+++ Source data +++
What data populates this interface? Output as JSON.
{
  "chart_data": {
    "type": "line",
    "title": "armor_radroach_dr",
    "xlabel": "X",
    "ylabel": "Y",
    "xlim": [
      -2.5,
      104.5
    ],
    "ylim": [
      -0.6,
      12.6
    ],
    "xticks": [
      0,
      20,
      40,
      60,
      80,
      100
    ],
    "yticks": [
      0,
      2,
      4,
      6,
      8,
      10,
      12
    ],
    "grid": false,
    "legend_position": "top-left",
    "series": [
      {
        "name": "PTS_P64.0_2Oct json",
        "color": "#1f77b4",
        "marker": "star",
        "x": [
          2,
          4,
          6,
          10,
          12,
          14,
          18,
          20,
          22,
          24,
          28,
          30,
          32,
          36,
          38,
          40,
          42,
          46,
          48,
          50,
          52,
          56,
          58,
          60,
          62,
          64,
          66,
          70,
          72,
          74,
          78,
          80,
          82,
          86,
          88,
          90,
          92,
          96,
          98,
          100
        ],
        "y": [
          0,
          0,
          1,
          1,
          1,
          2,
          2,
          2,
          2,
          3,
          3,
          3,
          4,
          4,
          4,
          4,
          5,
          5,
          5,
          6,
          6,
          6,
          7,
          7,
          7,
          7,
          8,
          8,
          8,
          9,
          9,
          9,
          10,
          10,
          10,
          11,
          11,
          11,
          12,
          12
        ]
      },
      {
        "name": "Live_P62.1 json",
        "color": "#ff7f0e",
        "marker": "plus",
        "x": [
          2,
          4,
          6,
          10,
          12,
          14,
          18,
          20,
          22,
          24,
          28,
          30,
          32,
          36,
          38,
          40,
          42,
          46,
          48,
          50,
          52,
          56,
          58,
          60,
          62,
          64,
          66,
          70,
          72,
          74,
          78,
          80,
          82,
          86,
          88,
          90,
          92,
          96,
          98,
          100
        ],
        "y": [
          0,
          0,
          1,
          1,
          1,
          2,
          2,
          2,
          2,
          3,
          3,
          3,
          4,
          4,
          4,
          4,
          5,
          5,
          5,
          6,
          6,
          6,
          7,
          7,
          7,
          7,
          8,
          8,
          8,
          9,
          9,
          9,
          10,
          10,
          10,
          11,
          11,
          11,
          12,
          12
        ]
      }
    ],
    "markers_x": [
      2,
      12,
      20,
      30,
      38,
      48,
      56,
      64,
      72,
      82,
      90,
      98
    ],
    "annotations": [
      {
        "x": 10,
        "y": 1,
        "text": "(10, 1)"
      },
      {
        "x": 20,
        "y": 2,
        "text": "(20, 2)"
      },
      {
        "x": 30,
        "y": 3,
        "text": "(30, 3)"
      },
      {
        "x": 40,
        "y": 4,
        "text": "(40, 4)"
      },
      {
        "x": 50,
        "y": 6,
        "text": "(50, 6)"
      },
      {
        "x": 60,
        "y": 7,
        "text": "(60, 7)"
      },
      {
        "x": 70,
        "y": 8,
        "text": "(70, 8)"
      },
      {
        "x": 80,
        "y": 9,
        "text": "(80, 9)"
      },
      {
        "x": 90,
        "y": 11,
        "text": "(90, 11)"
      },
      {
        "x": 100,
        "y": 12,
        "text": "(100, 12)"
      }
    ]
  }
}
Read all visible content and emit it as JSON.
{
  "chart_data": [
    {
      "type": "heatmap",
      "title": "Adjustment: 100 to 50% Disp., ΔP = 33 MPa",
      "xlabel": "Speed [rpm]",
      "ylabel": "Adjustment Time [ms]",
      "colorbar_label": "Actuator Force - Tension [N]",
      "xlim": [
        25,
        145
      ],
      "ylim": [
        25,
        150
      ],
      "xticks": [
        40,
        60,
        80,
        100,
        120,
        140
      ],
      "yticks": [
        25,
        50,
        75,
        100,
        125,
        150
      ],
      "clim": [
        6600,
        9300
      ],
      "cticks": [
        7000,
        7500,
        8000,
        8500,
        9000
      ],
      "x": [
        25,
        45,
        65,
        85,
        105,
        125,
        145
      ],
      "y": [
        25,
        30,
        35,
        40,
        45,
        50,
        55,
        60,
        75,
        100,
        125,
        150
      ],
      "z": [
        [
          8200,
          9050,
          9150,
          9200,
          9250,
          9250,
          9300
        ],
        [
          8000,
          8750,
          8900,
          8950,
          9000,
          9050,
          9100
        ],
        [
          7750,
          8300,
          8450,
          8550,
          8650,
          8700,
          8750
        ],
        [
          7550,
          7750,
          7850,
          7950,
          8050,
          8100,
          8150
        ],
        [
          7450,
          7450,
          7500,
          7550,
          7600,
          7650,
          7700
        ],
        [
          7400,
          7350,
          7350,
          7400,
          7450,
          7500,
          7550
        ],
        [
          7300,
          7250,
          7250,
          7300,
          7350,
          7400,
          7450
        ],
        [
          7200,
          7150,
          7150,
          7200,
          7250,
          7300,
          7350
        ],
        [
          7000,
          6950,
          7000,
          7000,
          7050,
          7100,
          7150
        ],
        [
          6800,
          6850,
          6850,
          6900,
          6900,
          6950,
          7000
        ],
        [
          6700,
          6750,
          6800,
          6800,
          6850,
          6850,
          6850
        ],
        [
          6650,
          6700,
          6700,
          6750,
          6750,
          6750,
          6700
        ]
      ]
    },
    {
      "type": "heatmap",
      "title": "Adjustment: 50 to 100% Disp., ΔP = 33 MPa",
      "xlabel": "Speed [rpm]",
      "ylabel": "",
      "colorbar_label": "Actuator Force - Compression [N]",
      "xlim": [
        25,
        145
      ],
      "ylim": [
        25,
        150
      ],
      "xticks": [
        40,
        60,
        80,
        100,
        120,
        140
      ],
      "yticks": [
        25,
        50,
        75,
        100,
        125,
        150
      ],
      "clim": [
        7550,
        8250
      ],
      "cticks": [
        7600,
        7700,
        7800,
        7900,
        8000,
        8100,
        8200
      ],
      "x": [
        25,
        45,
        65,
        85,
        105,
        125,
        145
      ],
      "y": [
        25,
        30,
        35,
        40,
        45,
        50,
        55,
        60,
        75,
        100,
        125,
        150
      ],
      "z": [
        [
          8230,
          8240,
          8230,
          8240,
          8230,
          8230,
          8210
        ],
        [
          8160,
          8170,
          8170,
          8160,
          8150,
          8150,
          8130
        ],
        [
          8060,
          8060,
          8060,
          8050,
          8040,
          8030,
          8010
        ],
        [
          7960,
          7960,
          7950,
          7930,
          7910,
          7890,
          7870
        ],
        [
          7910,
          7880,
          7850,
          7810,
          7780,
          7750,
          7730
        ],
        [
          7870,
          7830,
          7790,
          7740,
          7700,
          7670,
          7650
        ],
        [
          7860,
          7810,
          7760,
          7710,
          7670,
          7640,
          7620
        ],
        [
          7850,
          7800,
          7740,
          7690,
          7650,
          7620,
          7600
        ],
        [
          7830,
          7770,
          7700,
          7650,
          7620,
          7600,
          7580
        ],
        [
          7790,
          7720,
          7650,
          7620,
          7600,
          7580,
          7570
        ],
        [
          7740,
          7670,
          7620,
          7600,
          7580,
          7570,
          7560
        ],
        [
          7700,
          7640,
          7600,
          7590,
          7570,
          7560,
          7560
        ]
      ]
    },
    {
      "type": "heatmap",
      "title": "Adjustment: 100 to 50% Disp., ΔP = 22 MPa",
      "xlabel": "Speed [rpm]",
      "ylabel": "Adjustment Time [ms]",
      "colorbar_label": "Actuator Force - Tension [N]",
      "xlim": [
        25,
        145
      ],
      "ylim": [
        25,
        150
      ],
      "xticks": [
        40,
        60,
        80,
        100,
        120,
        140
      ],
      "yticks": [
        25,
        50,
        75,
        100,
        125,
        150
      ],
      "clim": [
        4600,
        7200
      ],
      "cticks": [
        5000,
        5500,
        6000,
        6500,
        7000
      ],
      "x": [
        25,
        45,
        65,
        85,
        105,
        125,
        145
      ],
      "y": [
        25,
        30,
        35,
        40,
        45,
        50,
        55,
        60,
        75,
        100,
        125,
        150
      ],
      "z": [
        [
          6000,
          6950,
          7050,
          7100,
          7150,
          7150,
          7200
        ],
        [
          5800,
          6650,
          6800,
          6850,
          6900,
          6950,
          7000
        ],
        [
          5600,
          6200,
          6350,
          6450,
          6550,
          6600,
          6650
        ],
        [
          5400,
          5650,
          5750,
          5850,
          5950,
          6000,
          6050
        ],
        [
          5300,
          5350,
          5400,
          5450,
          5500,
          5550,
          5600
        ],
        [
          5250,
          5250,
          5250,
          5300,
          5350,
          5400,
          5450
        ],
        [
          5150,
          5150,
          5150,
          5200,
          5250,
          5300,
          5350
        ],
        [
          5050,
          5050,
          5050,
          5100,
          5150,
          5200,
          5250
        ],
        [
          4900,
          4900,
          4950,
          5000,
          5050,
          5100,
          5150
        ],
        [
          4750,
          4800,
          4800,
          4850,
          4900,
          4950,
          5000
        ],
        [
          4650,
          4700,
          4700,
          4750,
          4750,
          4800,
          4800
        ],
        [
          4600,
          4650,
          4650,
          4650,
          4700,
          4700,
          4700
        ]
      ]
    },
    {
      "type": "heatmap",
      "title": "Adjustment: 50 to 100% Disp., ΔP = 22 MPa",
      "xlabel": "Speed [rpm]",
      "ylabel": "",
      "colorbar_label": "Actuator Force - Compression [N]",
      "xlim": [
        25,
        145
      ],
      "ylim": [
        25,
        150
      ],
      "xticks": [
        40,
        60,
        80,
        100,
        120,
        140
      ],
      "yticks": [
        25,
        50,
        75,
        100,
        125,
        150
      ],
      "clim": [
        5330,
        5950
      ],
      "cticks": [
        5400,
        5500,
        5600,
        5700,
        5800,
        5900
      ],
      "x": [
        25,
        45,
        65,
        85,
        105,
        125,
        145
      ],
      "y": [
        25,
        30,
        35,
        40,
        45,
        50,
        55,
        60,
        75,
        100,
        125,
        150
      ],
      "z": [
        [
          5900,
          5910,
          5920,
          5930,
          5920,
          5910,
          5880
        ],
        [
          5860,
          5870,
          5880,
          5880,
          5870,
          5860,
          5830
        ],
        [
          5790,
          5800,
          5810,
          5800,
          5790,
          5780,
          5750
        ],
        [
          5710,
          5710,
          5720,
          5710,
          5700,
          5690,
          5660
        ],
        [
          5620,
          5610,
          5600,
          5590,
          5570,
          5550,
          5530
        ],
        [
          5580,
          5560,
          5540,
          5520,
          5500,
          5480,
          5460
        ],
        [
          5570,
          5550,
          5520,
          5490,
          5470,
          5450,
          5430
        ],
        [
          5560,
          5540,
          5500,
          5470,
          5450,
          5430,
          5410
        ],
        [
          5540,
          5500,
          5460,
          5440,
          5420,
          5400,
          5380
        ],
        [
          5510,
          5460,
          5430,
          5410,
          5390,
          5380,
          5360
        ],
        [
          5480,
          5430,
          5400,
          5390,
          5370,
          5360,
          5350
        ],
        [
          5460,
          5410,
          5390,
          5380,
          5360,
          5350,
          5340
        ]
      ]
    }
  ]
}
+++
**Exercise aim**
Write down only the number of lines that contain the string "text" in the listing.

**Answer to the problem**
10